**** Supplied information
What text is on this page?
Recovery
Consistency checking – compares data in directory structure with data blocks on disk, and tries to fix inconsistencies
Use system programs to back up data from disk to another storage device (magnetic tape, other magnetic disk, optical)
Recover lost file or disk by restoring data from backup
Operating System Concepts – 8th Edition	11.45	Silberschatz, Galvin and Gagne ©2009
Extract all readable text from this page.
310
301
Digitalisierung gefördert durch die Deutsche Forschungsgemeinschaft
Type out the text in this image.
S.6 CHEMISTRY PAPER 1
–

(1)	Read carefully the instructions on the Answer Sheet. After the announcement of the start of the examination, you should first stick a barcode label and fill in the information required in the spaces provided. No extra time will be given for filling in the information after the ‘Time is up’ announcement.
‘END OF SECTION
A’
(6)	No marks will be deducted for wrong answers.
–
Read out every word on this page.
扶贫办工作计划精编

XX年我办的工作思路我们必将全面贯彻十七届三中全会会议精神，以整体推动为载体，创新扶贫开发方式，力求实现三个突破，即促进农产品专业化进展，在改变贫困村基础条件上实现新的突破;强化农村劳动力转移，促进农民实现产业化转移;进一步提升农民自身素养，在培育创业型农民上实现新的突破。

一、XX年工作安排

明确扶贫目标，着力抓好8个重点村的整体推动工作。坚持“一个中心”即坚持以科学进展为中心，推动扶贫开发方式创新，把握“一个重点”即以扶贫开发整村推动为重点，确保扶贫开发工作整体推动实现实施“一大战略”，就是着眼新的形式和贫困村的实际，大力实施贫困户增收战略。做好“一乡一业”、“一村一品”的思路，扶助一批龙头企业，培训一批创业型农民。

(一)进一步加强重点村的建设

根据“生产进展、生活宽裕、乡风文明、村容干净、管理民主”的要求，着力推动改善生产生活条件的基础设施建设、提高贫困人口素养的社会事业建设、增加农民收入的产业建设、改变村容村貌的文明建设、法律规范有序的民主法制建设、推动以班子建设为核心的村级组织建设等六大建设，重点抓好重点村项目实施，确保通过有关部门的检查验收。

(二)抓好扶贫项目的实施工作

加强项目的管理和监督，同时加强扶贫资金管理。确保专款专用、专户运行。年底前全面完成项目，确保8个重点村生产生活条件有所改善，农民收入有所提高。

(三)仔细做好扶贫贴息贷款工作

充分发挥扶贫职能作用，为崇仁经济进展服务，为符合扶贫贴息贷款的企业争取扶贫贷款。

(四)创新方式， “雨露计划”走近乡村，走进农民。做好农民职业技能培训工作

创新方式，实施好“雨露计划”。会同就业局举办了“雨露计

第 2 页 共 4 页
********
__Written exercise__: All of the entries should be written out again exactly.

__Answer below__:
What text is on this page?
Recovery
Consistency checking – compares data in directory structure with data blocks on disk, and tries to fix inconsistencies
Use system programs to back up data from disk to another storage device (magnetic tape, other magnetic disk, optical)
Recover lost file or disk by restoring data from backup
Operating System Concepts – 8th Edition	11.45	Silberschatz, Galvin and Gagne ©2009
Extract all readable text from this page.
310
301
Digitalisierung gefördert durch die Deutsche Forschungsgemeinschaft
Type out the text in this image.
S.6 CHEMISTRY PAPER 1
–

(1)	Read carefully the instructions on the Answer Sheet. After the announcement of the start of the examination, you should first stick a barcode label and fill in the information required in the spaces provided. No extra time will be given for filling in the information after the ‘Time is up’ announcement.
‘END OF SECTION
A’
(6)	No marks will be deducted for wrong answers.
–
Read out every word on this page.
扶贫办工作计划精编

XX年我办的工作思路我们必将全面贯彻十七届三中全会会议精神，以整体推动为载体，创新扶贫开发方式，力求实现三个突破，即促进农产品专业化进展，在改变贫困村基础条件上实现新的突破;强化农村劳动力转移，促进农民实现产业化转移;进一步提升农民自身素养，在培育创业型农民上实现新的突破。

一、XX年工作安排

明确扶贫目标，着力抓好8个重点村的整体推动工作。坚持“一个中心”即坚持以科学进展为中心，推动扶贫开发方式创新，把握“一个重点”即以扶贫开发整村推动为重点，确保扶贫开发工作整体推动实现实施“一大战略”，就是着眼新的形式和贫困村的实际，大力实施贫困户增收战略。做好“一乡一业”、“一村一品”的思路，扶助一批龙头企业，培训一批创业型农民。

(一)进一步加强重点村的建设

根据“生产进展、生活宽裕、乡风文明、村容干净、管理民主”的要求，着力推动改善生产生活条件的基础设施建设、提高贫困人口素养的社会事业建设、增加农民收入的产业建设、改变村容村貌的文明建设、法律规范有序的民主法制建设、推动以班子建设为核心的村级组织建设等六大建设，重点抓好重点村项目实施，确保通过有关部门的检查验收。

(二)抓好扶贫项目的实施工作

加强项目的管理和监督，同时加强扶贫资金管理。确保专款专用、专户运行。年底前全面完成项目，确保8个重点村生产生活条件有所改善，农民收入有所提高。

(三)仔细做好扶贫贴息贷款工作

充分发挥扶贫职能作用，为崇仁经济进展服务，为符合扶贫贴息贷款的企业争取扶贫贷款。

(四)创新方式， “雨露计划”走近乡村，走进农民。做好农民职业技能培训工作

创新方式，实施好“雨露计划”。会同就业局举办了“雨露计

第 2 页 共 4 页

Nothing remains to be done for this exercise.